◆ Your task ◆
Make an exact copy of all the records.
########################################
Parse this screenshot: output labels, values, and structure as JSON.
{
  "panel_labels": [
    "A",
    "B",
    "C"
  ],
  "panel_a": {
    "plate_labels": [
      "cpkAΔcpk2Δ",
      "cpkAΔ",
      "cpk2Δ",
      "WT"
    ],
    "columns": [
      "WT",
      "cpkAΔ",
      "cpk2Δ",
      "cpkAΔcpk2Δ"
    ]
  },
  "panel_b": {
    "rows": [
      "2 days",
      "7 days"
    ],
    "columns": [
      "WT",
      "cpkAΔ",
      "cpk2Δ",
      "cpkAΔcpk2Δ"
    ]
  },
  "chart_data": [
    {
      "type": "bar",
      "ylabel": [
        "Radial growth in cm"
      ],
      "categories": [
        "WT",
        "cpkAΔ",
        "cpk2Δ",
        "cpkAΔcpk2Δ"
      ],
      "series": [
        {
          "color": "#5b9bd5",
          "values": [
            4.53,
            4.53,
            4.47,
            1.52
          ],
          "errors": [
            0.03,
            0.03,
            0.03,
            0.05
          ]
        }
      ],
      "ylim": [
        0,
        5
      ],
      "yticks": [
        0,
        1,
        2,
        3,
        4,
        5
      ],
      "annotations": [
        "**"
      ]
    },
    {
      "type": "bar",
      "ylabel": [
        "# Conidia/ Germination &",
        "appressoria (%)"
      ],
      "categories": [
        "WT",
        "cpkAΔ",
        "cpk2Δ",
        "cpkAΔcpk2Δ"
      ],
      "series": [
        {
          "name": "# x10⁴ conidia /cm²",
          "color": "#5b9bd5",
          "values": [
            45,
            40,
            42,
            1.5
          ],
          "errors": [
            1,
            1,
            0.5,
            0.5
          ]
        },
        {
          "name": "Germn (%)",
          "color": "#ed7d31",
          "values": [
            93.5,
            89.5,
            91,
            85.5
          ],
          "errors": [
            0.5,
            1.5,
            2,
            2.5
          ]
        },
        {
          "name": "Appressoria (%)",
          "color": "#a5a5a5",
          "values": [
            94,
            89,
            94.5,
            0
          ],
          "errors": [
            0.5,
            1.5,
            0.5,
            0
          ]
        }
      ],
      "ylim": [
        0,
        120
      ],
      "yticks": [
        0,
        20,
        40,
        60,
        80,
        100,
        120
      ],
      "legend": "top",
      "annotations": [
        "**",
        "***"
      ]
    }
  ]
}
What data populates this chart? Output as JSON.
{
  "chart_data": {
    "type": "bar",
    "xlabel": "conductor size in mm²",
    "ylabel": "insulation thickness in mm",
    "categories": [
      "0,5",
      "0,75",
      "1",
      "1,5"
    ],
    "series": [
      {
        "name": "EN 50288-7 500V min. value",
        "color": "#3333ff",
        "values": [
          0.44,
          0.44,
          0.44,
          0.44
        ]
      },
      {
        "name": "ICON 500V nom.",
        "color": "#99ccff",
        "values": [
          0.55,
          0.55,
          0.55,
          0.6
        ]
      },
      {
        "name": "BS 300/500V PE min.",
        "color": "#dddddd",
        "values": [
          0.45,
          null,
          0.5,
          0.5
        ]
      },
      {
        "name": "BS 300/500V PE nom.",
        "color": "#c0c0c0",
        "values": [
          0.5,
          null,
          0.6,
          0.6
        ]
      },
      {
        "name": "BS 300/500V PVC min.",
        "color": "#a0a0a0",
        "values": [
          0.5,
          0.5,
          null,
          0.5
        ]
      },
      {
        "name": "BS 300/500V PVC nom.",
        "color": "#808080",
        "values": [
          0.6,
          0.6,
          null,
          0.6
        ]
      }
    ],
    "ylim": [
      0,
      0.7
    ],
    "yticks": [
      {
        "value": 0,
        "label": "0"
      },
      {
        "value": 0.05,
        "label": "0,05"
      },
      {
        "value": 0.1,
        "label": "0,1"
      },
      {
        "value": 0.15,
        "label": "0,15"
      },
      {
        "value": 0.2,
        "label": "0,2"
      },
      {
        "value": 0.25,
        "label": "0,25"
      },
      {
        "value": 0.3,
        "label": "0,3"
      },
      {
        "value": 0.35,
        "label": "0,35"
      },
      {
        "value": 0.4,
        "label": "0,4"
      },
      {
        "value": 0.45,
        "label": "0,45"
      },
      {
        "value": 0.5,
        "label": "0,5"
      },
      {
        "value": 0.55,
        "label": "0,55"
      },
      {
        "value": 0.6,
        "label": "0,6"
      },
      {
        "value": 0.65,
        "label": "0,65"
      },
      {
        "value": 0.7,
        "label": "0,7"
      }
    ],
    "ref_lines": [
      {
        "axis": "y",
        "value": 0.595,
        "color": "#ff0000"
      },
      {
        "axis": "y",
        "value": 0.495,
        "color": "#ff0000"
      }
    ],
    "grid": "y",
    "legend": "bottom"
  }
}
########################################
◆ Solution to the problem ◆
Parse this screenshot: output labels, values, and structure as JSON.
{
  "panel_labels": [
    "A",
    "B",
    "C"
  ],
  "panel_a": {
    "plate_labels": [
      "cpkAΔcpk2Δ",
      "cpkAΔ",
      "cpk2Δ",
      "WT"
    ],
    "columns": [
      "WT",
      "cpkAΔ",
      "cpk2Δ",
      "cpkAΔcpk2Δ"
    ]
  },
  "panel_b": {
    "rows": [
      "2 days",
      "7 days"
    ],
    "columns": [
      "WT",
      "cpkAΔ",
      "cpk2Δ",
      "cpkAΔcpk2Δ"
    ]
  },
  "chart_data": [
    {
      "type": "bar",
      "ylabel": [
        "Radial growth in cm"
      ],
      "categories": [
        "WT",
        "cpkAΔ",
        "cpk2Δ",
        "cpkAΔcpk2Δ"
      ],
      "series": [
        {
          "color": "#5b9bd5",
          "values": [
            4.53,
            4.53,
            4.47,
            1.52
          ],
          "errors": [
            0.03,
            0.03,
            0.03,
            0.05
          ]
        }
      ],
      "ylim": [
        0,
        5
      ],
      "yticks": [
        0,
        1,
        2,
        3,
        4,
        5
      ],
      "annotations": [
        "**"
      ]
    },
    {
      "type": "bar",
      "ylabel": [
        "# Conidia/ Germination &",
        "appressoria (%)"
      ],
      "categories": [
        "WT",
        "cpkAΔ",
        "cpk2Δ",
        "cpkAΔcpk2Δ"
      ],
      "series": [
        {
          "name": "# x10⁴ conidia /cm²",
          "color": "#5b9bd5",
          "values": [
            45,
            40,
            42,
            1.5
          ],
          "errors": [
            1,
            1,
            0.5,
            0.5
          ]
        },
        {
          "name": "Germn (%)",
          "color": "#ed7d31",
          "values": [
            93.5,
            89.5,
            91,
            85.5
          ],
          "errors": [
            0.5,
            1.5,
            2,
            2.5
          ]
        },
        {
          "name": "Appressoria (%)",
          "color": "#a5a5a5",
          "values": [
            94,
            89,
            94.5,
            0
          ],
          "errors": [
            0.5,
            1.5,
            0.5,
            0
          ]
        }
      ],
      "ylim": [
        0,
        120
      ],
      "yticks": [
        0,
        20,
        40,
        60,
        80,
        100,
        120
      ],
      "legend": "top",
      "annotations": [
        "**",
        "***"
      ]
    }
  ]
}
What data populates this chart? Output as JSON.
{
  "chart_data": {
    "type": "bar",
    "xlabel": "conductor size in mm²",
    "ylabel": "insulation thickness in mm",
    "categories": [
      "0,5",
      "0,75",
      "1",
      "1,5"
    ],
    "series": [
      {
        "name": "EN 50288-7 500V min. value",
        "color": "#3333ff",
        "values": [
          0.44,
          0.44,
          0.44,
          0.44
        ]
      },
      {
        "name": "ICON 500V nom.",
        "color": "#99ccff",
        "values": [
          0.55,
          0.55,
          0.55,
          0.6
        ]
      },
      {
        "name": "BS 300/500V PE min.",
        "color": "#dddddd",
        "values": [
          0.45,
          null,
          0.5,
          0.5
        ]
      },
      {
        "name": "BS 300/500V PE nom.",
        "color": "#c0c0c0",
        "values": [
          0.5,
          null,
          0.6,
          0.6
        ]
      },
      {
        "name": "BS 300/500V PVC min.",
        "color": "#a0a0a0",
        "values": [
          0.5,
          0.5,
          null,
          0.5
        ]
      },
      {
        "name": "BS 300/500V PVC nom.",
        "color": "#808080",
        "values": [
          0.6,
          0.6,
          null,
          0.6
        ]
      }
    ],
    "ylim": [
      0,
      0.7
    ],
    "yticks": [
      {
        "value": 0,
        "label": "0"
      },
      {
        "value": 0.05,
        "label": "0,05"
      },
      {
        "value": 0.1,
        "label": "0,1"
      },
      {
        "value": 0.15,
        "label": "0,15"
      },
      {
        "value": 0.2,
        "label": "0,2"
      },
      {
        "value": 0.25,
        "label": "0,25"
      },
      {
        "value": 0.3,
        "label": "0,3"
      },
      {
        "value": 0.35,
        "label": "0,35"
      },
      {
        "value": 0.4,
        "label": "0,4"
      },
      {
        "value": 0.45,
        "label": "0,45"
      },
      {
        "value": 0.5,
        "label": "0,5"
      },
      {
        "value": 0.55,
        "label": "0,55"
      },
      {
        "value": 0.6,
        "label": "0,6"
      },
      {
        "value": 0.65,
        "label": "0,65"
      },
      {
        "value": 0.7,
        "label": "0,7"
      }
    ],
    "ref_lines": [
      {
        "axis": "y",
        "value": 0.595,
        "color": "#ff0000"
      },
      {
        "axis": "y",
        "value": 0.495,
        "color": "#ff0000"
      }
    ],
    "grid": "y",
    "legend": "bottom"
  }
}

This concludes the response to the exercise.